═══ Provided entries

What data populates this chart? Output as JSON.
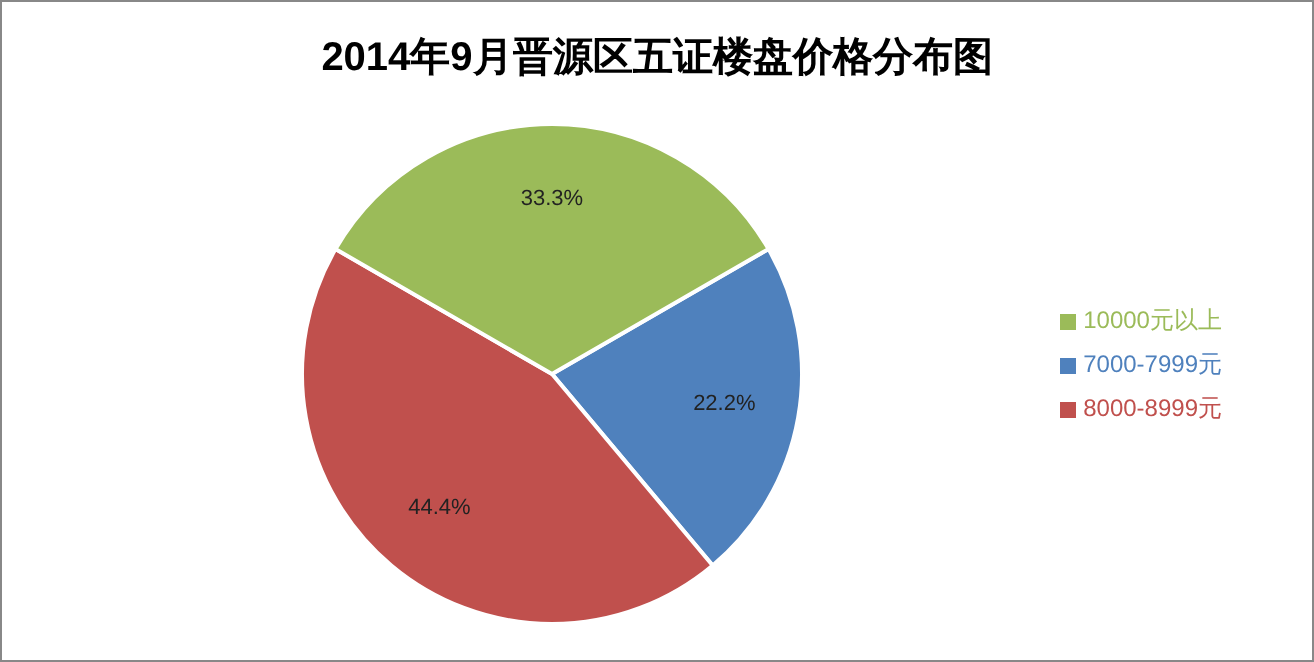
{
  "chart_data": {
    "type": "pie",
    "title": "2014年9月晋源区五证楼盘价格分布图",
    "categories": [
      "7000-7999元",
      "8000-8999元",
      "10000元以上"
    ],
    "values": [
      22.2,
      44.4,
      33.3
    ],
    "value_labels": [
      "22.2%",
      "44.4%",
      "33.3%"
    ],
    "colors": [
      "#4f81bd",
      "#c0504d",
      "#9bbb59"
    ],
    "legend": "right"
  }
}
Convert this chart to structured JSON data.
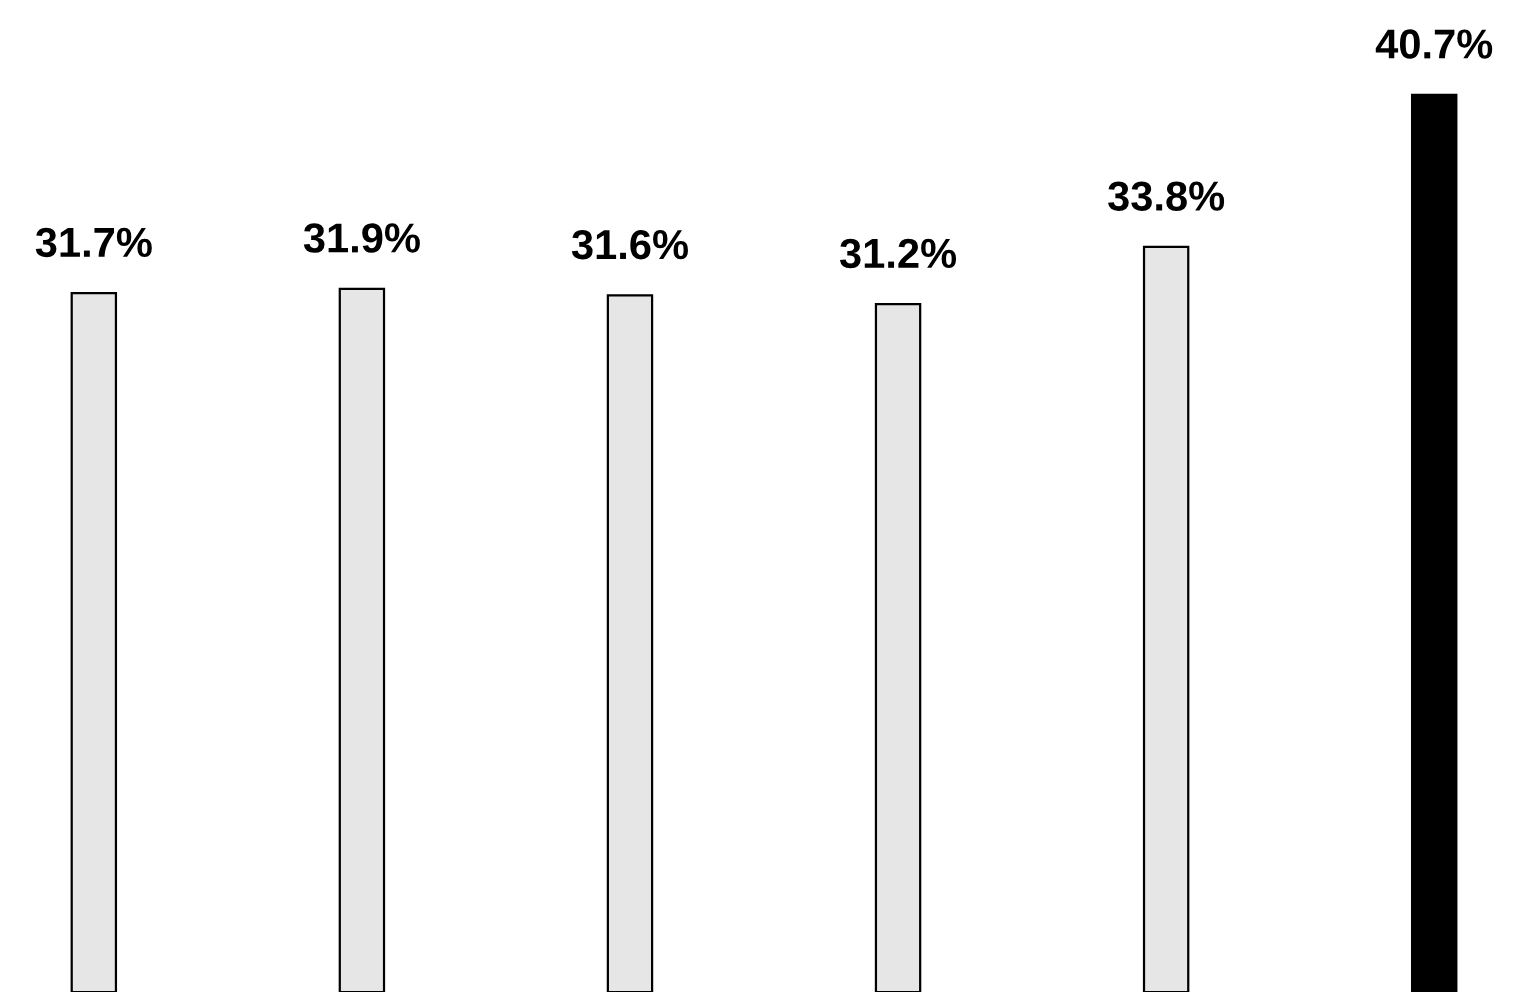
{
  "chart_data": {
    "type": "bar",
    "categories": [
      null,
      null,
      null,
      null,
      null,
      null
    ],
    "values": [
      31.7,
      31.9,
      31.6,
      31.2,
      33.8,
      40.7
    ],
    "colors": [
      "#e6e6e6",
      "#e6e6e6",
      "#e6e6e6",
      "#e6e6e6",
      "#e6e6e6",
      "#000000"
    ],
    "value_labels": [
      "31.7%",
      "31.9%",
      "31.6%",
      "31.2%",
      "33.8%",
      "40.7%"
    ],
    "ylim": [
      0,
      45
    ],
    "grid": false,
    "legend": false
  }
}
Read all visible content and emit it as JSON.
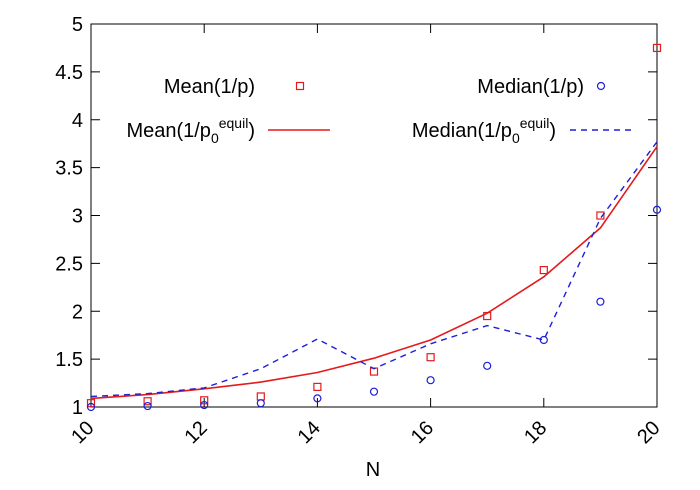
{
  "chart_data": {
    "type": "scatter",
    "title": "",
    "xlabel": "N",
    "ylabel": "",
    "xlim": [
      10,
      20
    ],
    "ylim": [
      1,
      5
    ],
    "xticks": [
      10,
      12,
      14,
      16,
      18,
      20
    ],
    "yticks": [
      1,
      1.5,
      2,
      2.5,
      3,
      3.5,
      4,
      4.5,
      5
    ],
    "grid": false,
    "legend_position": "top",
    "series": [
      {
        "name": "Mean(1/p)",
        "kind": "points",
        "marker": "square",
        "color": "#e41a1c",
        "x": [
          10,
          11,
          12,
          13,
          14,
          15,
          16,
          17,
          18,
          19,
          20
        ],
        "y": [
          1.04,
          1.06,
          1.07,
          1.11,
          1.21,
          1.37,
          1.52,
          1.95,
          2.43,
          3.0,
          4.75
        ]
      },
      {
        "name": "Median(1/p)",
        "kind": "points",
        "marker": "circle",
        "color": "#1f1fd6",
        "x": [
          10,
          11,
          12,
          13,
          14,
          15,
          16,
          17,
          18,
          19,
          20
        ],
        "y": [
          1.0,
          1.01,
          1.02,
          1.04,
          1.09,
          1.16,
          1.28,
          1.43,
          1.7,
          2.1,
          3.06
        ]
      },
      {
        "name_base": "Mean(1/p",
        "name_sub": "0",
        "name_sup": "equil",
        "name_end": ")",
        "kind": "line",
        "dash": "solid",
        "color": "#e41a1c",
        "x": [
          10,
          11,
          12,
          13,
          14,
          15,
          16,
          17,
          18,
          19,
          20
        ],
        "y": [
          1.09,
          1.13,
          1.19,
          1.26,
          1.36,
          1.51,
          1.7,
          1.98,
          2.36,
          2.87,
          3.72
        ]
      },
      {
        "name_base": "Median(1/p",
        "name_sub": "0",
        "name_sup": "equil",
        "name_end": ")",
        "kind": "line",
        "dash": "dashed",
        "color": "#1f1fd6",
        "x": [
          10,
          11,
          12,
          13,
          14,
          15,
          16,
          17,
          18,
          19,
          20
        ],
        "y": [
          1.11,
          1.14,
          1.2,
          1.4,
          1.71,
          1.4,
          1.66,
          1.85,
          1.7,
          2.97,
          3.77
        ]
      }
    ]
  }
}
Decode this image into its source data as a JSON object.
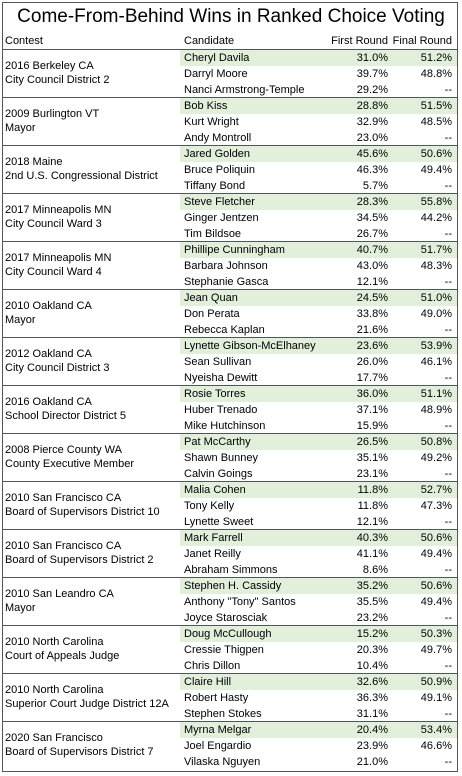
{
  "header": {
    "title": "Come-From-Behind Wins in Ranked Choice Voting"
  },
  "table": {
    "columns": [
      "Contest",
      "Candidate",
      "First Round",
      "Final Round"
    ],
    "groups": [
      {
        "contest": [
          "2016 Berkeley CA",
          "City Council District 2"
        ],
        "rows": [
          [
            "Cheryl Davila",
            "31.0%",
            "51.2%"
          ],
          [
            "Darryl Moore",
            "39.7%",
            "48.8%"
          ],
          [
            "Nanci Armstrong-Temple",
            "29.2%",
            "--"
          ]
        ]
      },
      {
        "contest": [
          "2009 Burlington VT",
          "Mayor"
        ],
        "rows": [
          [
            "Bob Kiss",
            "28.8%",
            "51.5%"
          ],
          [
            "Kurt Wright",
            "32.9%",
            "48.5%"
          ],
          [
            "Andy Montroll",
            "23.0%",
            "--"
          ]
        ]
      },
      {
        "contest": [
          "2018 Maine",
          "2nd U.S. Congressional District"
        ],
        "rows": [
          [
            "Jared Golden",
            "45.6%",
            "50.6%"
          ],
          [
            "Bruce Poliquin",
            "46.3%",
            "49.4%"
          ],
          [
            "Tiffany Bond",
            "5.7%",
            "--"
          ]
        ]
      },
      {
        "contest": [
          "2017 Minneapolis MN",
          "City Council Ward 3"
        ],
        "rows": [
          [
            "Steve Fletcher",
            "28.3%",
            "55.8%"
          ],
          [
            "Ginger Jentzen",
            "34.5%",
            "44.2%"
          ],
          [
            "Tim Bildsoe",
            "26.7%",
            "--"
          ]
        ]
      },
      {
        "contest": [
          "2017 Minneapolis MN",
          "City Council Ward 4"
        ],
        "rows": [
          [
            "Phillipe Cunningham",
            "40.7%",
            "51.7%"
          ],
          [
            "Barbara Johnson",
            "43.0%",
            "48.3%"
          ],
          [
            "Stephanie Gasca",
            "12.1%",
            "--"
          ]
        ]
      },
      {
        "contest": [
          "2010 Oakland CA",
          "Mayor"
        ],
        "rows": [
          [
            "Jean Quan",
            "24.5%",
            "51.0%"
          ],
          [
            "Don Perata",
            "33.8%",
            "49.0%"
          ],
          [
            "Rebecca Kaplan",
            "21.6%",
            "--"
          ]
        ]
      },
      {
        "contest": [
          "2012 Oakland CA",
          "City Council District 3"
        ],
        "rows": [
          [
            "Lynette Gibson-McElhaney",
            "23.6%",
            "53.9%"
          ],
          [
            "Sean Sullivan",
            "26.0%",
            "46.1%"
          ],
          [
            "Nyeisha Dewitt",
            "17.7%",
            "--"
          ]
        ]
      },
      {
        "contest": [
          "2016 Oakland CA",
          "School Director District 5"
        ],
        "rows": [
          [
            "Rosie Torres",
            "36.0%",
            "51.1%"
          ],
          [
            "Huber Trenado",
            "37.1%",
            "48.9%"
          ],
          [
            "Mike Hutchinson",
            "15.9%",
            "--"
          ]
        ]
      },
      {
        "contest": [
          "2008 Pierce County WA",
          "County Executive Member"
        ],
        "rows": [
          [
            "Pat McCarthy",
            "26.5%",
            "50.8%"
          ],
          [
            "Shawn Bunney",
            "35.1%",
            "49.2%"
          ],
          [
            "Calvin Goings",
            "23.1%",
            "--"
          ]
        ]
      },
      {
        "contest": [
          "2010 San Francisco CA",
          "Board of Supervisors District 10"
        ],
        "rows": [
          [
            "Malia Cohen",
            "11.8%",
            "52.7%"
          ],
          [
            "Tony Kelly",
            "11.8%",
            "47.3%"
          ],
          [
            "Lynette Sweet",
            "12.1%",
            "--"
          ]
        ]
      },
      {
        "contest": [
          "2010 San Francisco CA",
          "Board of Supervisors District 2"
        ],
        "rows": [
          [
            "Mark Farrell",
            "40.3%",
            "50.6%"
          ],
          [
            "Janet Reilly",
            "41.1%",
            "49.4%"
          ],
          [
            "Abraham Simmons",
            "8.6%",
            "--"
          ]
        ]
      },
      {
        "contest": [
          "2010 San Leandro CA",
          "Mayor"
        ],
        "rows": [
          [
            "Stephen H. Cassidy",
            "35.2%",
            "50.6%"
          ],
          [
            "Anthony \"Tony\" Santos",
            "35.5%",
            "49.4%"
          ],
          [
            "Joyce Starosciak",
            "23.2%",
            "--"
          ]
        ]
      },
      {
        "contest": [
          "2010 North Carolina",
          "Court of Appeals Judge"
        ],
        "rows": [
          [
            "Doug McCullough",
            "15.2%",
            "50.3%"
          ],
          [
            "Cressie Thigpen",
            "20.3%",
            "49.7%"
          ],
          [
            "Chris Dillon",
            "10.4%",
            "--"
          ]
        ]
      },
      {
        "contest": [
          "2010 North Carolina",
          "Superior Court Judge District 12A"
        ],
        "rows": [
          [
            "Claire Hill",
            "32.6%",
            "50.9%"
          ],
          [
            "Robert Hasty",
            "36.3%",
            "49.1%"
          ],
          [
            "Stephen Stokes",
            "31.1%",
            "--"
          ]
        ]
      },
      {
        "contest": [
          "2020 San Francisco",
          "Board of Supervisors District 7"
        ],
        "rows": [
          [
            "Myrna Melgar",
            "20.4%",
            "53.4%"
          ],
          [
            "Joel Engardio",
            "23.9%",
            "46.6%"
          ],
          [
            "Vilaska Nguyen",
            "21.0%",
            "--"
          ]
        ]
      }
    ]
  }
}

══════

In the entries above, locate every line with the word "Council" and copy it.

          "City Council District 2"
          "City Council Ward 3"
          "City Council Ward 4"
          "City Council District 3"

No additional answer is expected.